Saved entries
========
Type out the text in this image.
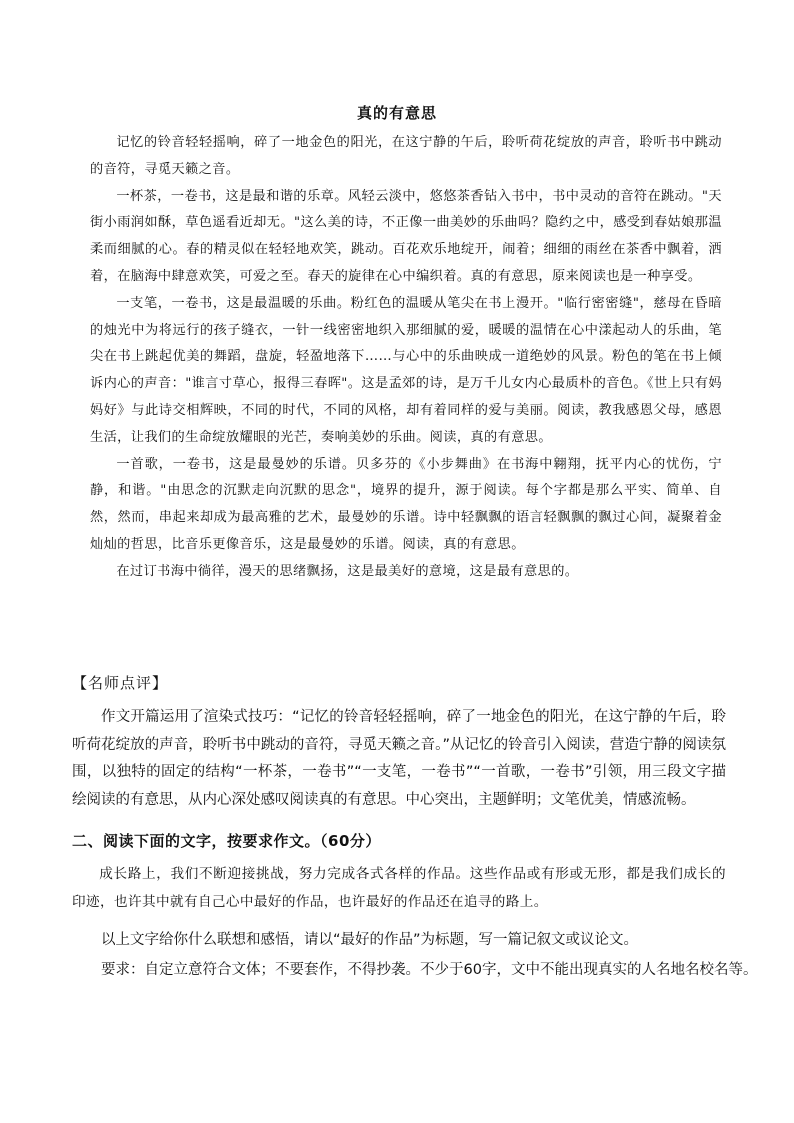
真的有意思

记忆的铃音轻轻摇响，碎了一地金色的阳光，在这宁静的午后，聆听荷花绽放的声音，聆听书中跳动的音符，寻觅天籁之音。

一杯茶，一卷书，这是最和谐的乐章。风轻云淡中，悠悠茶香钻入书中，书中灵动的音符在跳动。"天街小雨润如酥，草色遥看近却无。"这么美的诗，不正像一曲美妙的乐曲吗？隐约之中，感受到春姑娘那温柔而细腻的心。春的精灵似在轻轻地欢笑，跳动。百花欢乐地绽开，闹着；细细的雨丝在茶香中飘着，洒着，在脑海中肆意欢笑，可爱之至。春天的旋律在心中编织着。真的有意思，原来阅读也是一种享受。

一支笔，一卷书，这是最温暖的乐曲。粉红色的温暖从笔尖在书上漫开。"临行密密缝"，慈母在昏暗的烛光中为将远行的孩子缝衣，一针一线密密地织入那细腻的爱，暖暖的温情在心中漾起动人的乐曲，笔尖在书上跳起优美的舞蹈，盘旋，轻盈地落下……与心中的乐曲映成一道绝妙的风景。粉色的笔在书上倾诉内心的声音："谁言寸草心，报得三春晖"。这是孟郊的诗，是万千儿女内心最质朴的音色。《世上只有妈妈好》与此诗交相辉映，不同的时代，不同的风格，却有着同样的爱与美丽。阅读，教我感恩父母，感恩生活，让我们的生命绽放耀眼的光芒，奏响美妙的乐曲。阅读，真的有意思。

一首歌，一卷书，这是最曼妙的乐谱。贝多芬的《小步舞曲》在书海中翱翔，抚平内心的忧伤，宁静，和谐。"由思念的沉默走向沉默的思念"，境界的提升，源于阅读。每个字都是那么平实、简单、自然，然而，串起来却成为最高雅的艺术，最曼妙的乐谱。诗中轻飘飘的语言轻飘飘的飘过心间，凝聚着金灿灿的哲思，比音乐更像音乐，这是最曼妙的乐谱。阅读，真的有意思。

在过订书海中徜徉，漫天的思绪飘扬，这是最美好的意境，这是最有意思的。

【名师点评】

作文开篇运用了渲染式技巧：“记忆的铃音轻轻摇响，碎了一地金色的阳光，在这宁静的午后，聆听荷花绽放的声音，聆听书中跳动的音符，寻觅天籁之音。”从记忆的铃音引入阅读，营造宁静的阅读氛围，以独特的固定的结构“一杯茶，一卷书”“一支笔，一卷书”“一首歌，一卷书”引领，用三段文字描绘阅读的有意思，从内心深处感叹阅读真的有意思。中心突出，主题鲜明；文笔优美，情感流畅。

二、阅读下面的文字，按要求作文。（60分）

成长路上，我们不断迎接挑战，努力完成各式各样的作品。这些作品或有形或无形，都是我们成长的印迹，也许其中就有自己心中最好的作品，也许最好的作品还在追寻的路上。

以上文字给你什么联想和感悟，请以“最好的作品”为标题，写一篇记叙文或议论文。

要求：自定立意符合文体；不要套作，不得抄袭。不少于60字，文中不能出现真实的人名地名校名等。
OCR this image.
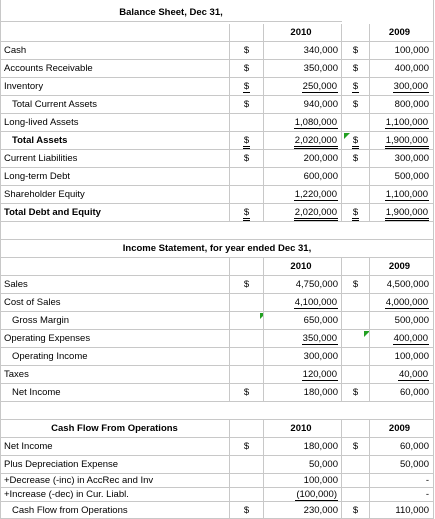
Balance Sheet, Dec 31,
2010	2009
Cash	$	340,000	$	100,000
Accounts Receivable	$	350,000	$	400,000
Inventory	$	250,000	$	300,000
Total Current Assets	$	940,000	$	800,000
Long-lived Assets	1,080,000	1,100,000
Total Assets	$	2,020,000	$	1,900,000
Current Liabilities	$	200,000	$	300,000
Long-term Debt	600,000	500,000
Shareholder Equity	1,220,000	1,100,000
Total Debt and Equity	$	2,020,000	$	1,900,000
Income Statement, for year ended Dec 31,
2010	2009
Sales	$	4,750,000	$	4,500,000
Cost of Sales	4,100,000	4,000,000
Gross Margin	650,000	500,000
Operating Expenses	350,000	400,000
Operating Income	300,000	100,000
Taxes	120,000	40,000
Net Income	$	180,000	$	60,000
Cash Flow From Operations	2010	2009
Net Income	$	180,000	$	60,000
Plus Depreciation Expense	50,000	50,000
+Decrease (-inc) in AccRec and Inv	100,000	-
+Increase (-dec) in Cur. Liabl.	(100,000)	-
Cash Flow from Operations	$	230,000	$	110,000
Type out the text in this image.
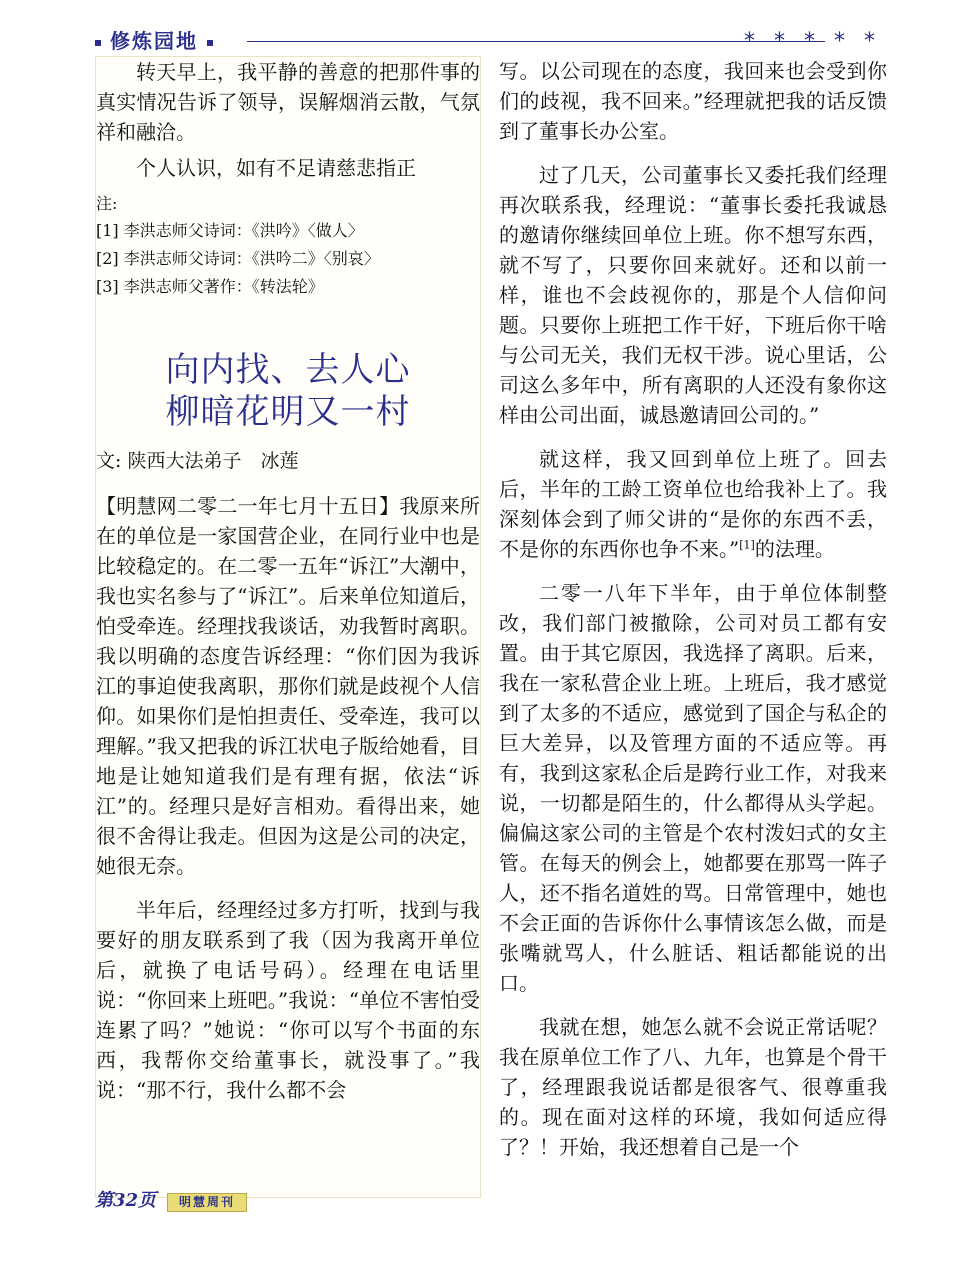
修炼园地	* * * * *

转天早上，我平静的善意的把那件事的真实情况告诉了领导，误解烟消云散，气氛祥和融洽。

个人认识，如有不足请慈悲指正

注:
[1] 李洪志师父诗词：《洪吟》〈做人〉
[2] 李洪志师父诗词：《洪吟二》〈别哀〉
[3] 李洪志师父著作：《转法轮》
向内找、去人心
柳暗花明又一村
文: 陕西大法弟子　冰莲

【明慧网二零二一年七月十五日】我原来所在的单位是一家国营企业，在同行业中也是比较稳定的。在二零一五年“诉江”大潮中，我也实名参与了“诉江”。后来单位知道后，怕受牵连。经理找我谈话，劝我暂时离职。我以明确的态度告诉经理：“你们因为我诉江的事迫使我离职，那你们就是歧视个人信仰。如果你们是怕担责任、受牵连，我可以理解。”我又把我的诉江状电子版给她看，目地是让她知道我们是有理有据，依法“诉江”的。经理只是好言相劝。看得出来，她很不舍得让我走。但因为这是公司的决定，她很无奈。

半年后，经理经过多方打听，找到与我要好的朋友联系到了我（因为我离开单位后，就换了电话号码）。经理在电话里说：“你回来上班吧。”我说：“单位不害怕受连累了吗？”她说：“你可以写个书面的东西，我帮你交给董事长，就没事了。”我说：“那不行，我什么都不会

写。以公司现在的态度，我回来也会受到你们的歧视，我不回来。”经理就把我的话反馈到了董事长办公室。

过了几天，公司董事长又委托我们经理再次联系我，经理说：“董事长委托我诚恳的邀请你继续回单位上班。你不想写东西，就不写了，只要你回来就好。还和以前一样，谁也不会歧视你的，那是个人信仰问题。只要你上班把工作干好，下班后你干啥与公司无关，我们无权干涉。说心里话，公司这么多年中，所有离职的人还没有象你这样由公司出面，诚恳邀请回公司的。”

就这样，我又回到单位上班了。回去后，半年的工龄工资单位也给我补上了。我深刻体会到了师父讲的“是你的东西不丢，不是你的东西你也争不来。”[1]的法理。

二零一八年下半年，由于单位体制整改，我们部门被撤除，公司对员工都有安置。由于其它原因，我选择了离职。后来，我在一家私营企业上班。上班后，我才感觉到了太多的不适应，感觉到了国企与私企的巨大差异，以及管理方面的不适应等。再有，我到这家私企后是跨行业工作，对我来说，一切都是陌生的，什么都得从头学起。偏偏这家公司的主管是个农村泼妇式的女主管。在每天的例会上，她都要在那骂一阵子人，还不指名道姓的骂。日常管理中，她也不会正面的告诉你什么事情该怎么做，而是张嘴就骂人，什么脏话、粗话都能说的出口。

我就在想，她怎么就不会说正常话呢？我在原单位工作了八、九年，也算是个骨干了，经理跟我说话都是很客气、很尊重我的。现在面对这样的环境，我如何适应得了？！开始，我还想着自己是一个

第32页	明慧周刊
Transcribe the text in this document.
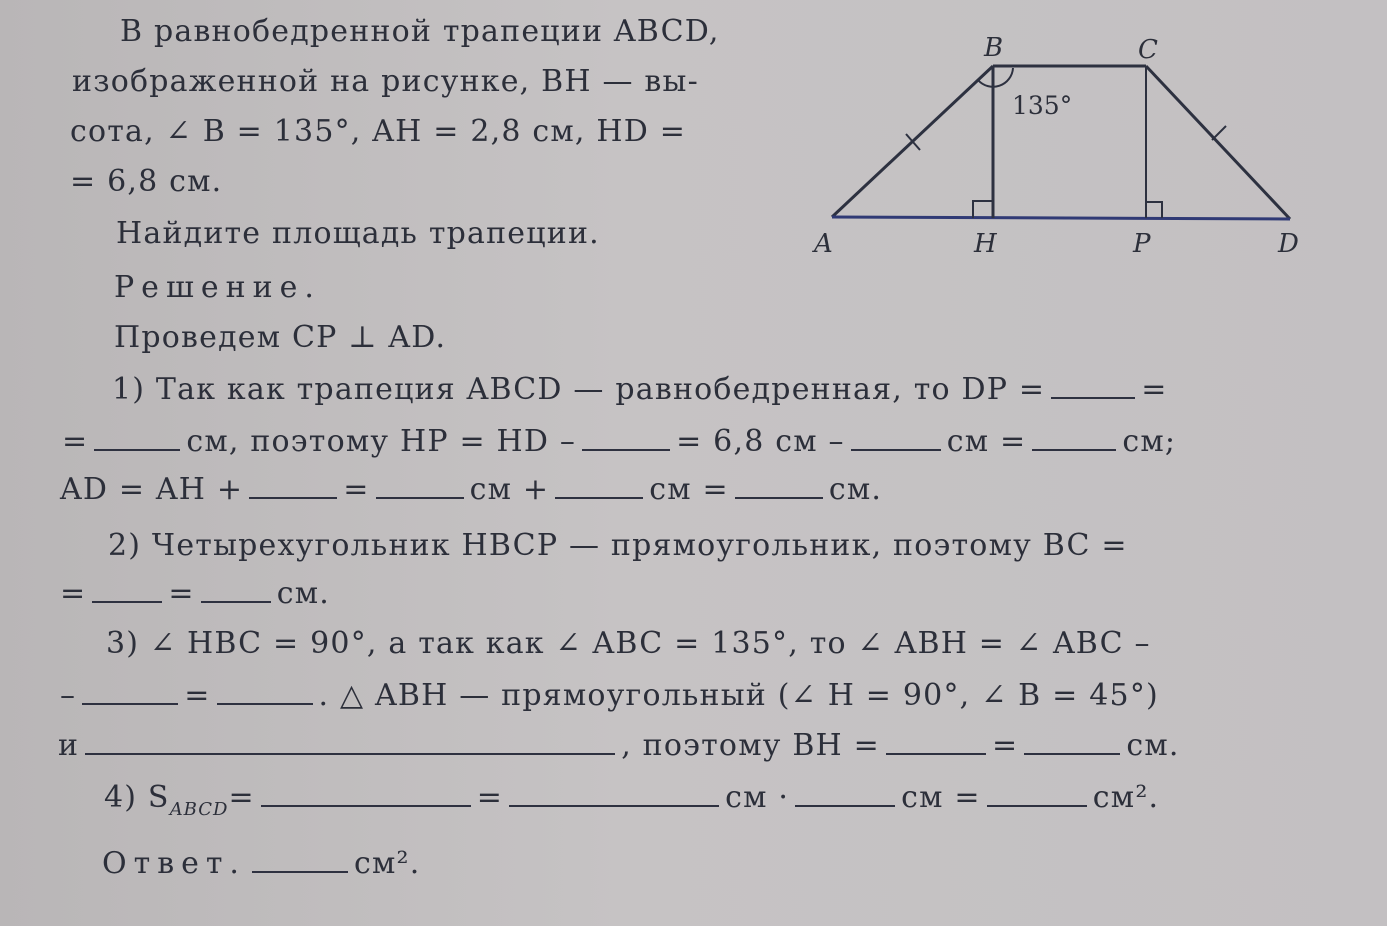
В равнобедренной трапеции ABCD,
изображенной на рисунке, BH — вы-
сота, ∠ B = 135°, AH = 2,8 см, HD =
= 6,8 см.
Найдите площадь трапеции.	A
B	C
D
H	P
135°
Решение.
Проведем CP ⊥ AD.
1) Так как трапеция ABCD — равнобедренная, то DP =	=
=	см, поэтому HP = HD –	= 6,8 см –	см =	см;
AD = AH +	=	см +	см =	см.
2) Четырехугольник HBCP — прямоугольник, поэтому BC =
=	=	см.
3) ∠ HBC = 90°, а так как ∠ ABC = 135°, то ∠ ABH = ∠ ABC –
–	=	. △ ABH — прямоугольный (∠ H = 90°, ∠ B = 45°)
и	, поэтому BH =	=	см.
4) $S_{ABCD}=$	=	см ·	см =	см².
Ответ.	см².
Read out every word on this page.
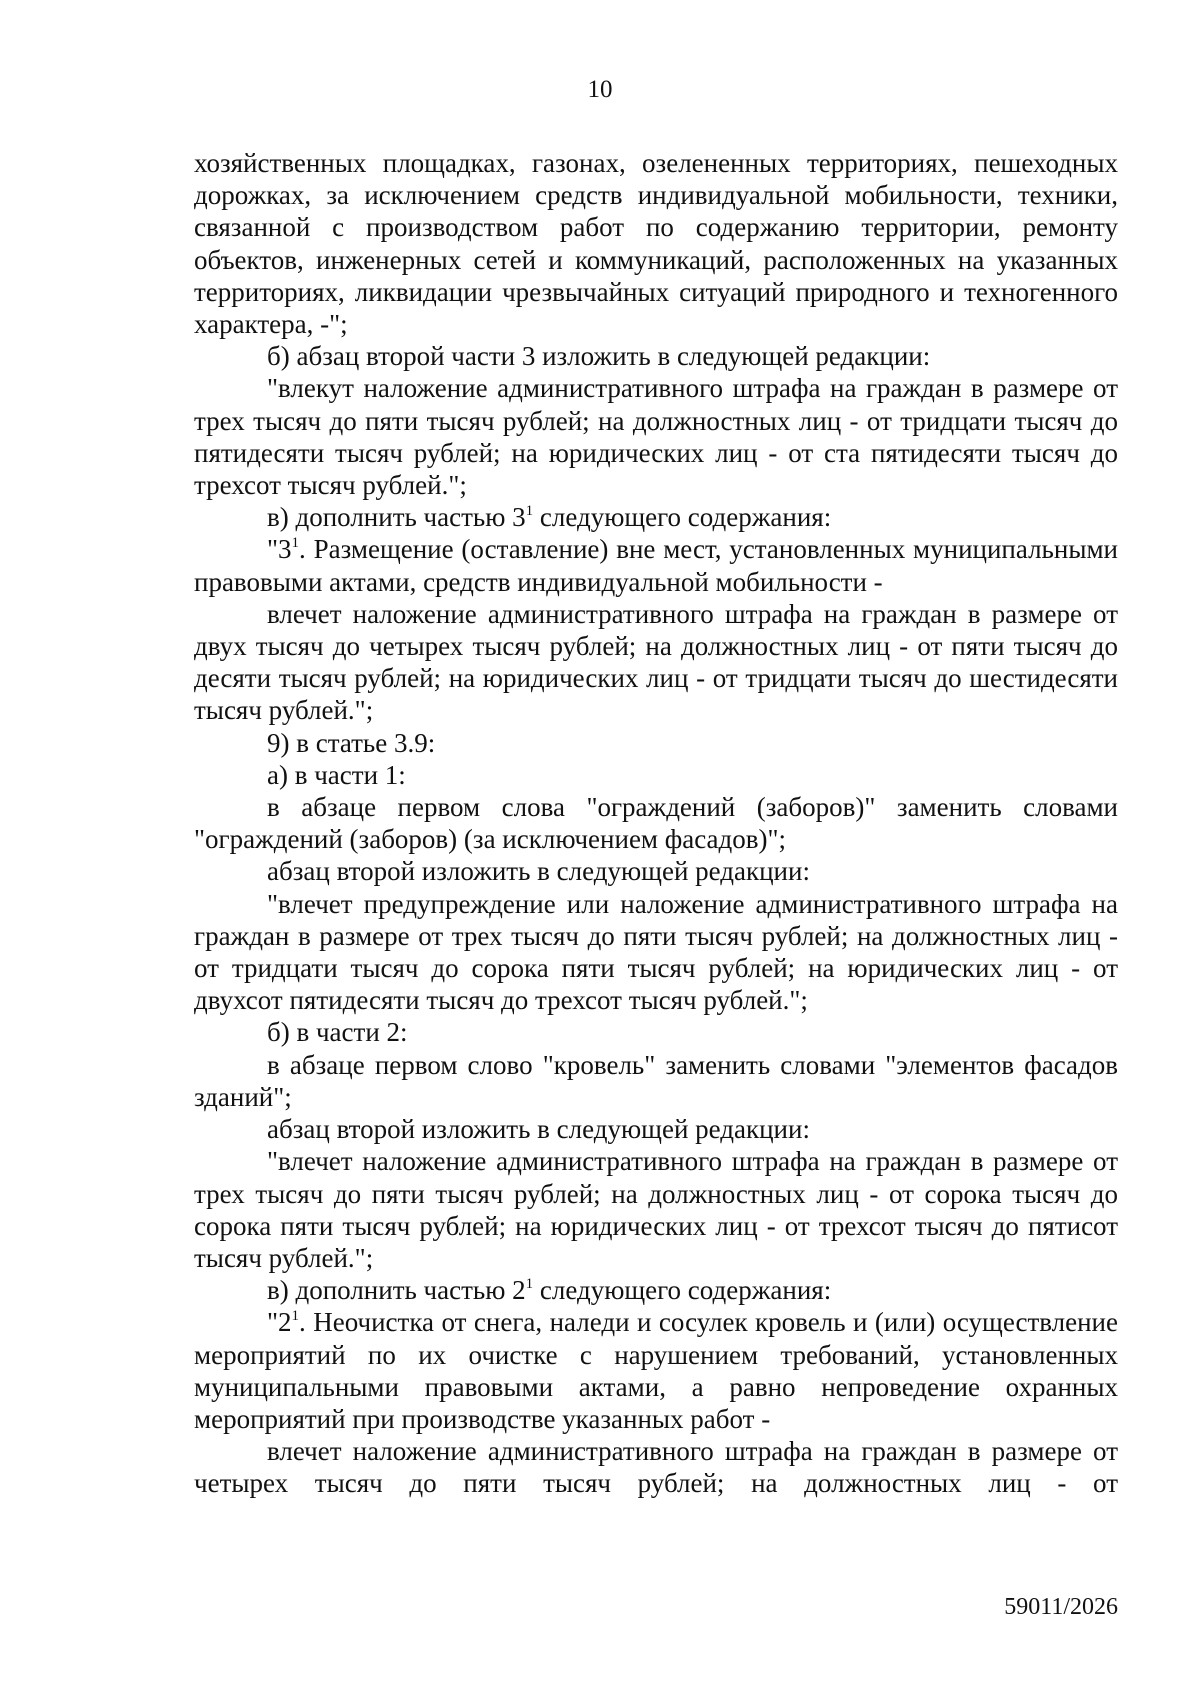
10

хозяйственных площадках, газонах, озелененных территориях, пешеходных дорожках, за исключением средств индивидуальной мобильности, техники, связанной с производством работ по содержанию территории, ремонту объектов, инженерных сетей и коммуникаций, расположенных на указанных территориях, ликвидации чрезвычайных ситуаций природного и техногенного характера, -";

б) абзац второй части 3 изложить в следующей редакции:

"влекут наложение административного штрафа на граждан в размере от трех тысяч до пяти тысяч рублей; на должностных лиц - от тридцати тысяч до пятидесяти тысяч рублей; на юридических лиц - от ста пятидесяти тысяч до трехсот тысяч рублей.";

в) дополнить частью $3^1$ следующего содержания:

"$3^1$. Размещение (оставление) вне мест, установленных муниципальными правовыми актами, средств индивидуальной мобильности -

влечет наложение административного штрафа на граждан в размере от двух тысяч до четырех тысяч рублей; на должностных лиц - от пяти тысяч до десяти тысяч рублей; на юридических лиц - от тридцати тысяч до шестидесяти тысяч рублей.";

9) в статье 3.9:

а) в части 1:

в абзаце первом слова "ограждений (заборов)" заменить словами "ограждений (заборов) (за исключением фасадов)";

абзац второй изложить в следующей редакции:

"влечет предупреждение или наложение административного штрафа на граждан в размере от трех тысяч до пяти тысяч рублей; на должностных лиц - от тридцати тысяч до сорока пяти тысяч рублей; на юридических лиц - от двухсот пятидесяти тысяч до трехсот тысяч рублей.";

б) в части 2:

в абзаце первом слово "кровель" заменить словами "элементов фасадов зданий";

абзац второй изложить в следующей редакции:

"влечет наложение административного штрафа на граждан в размере от трех тысяч до пяти тысяч рублей; на должностных лиц - от сорока тысяч до сорока пяти тысяч рублей; на юридических лиц - от трехсот тысяч до пятисот тысяч рублей.";

в) дополнить частью $2^1$ следующего содержания:

"$2^1$. Неочистка от снега, наледи и сосулек кровель и (или) осуществление мероприятий по их очистке с нарушением требований, установленных муниципальными правовыми актами, а равно непроведение охранных мероприятий при производстве указанных работ -

влечет наложение административного штрафа на граждан в размере от четырех тысяч до пяти тысяч рублей; на должностных лиц - от

59011/2026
========
Show, from the material above, each line that includes the string "штрафа".

Written reply
"влекут наложение административного штрафа на граждан в размере от трех тысяч до пяти тысяч рублей; на должностных лиц - от тридцати тысяч до пятидесяти тысяч рублей; на юридических лиц - от ста пятидесяти тысяч до трехсот тысяч рублей.";
влечет наложение административного штрафа на граждан в размере от двух тысяч до четырех тысяч рублей; на должностных лиц - от пяти тысяч до десяти тысяч рублей; на юридических лиц - от тридцати тысяч до шестидесяти тысяч рублей.";
"влечет предупреждение или наложение административного штрафа на граждан в размере от трех тысяч до пяти тысяч рублей; на должностных лиц - от тридцати тысяч до сорока пяти тысяч рублей; на юридических лиц - от двухсот пятидесяти тысяч до трехсот тысяч рублей.";
"влечет наложение административного штрафа на граждан в размере от трех тысяч до пяти тысяч рублей; на должностных лиц - от сорока тысяч до сорока пяти тысяч рублей; на юридических лиц - от трехсот тысяч до пятисот тысяч рублей.";
влечет наложение административного штрафа на граждан в размере от четырех тысяч до пяти тысяч рублей; на должностных лиц - от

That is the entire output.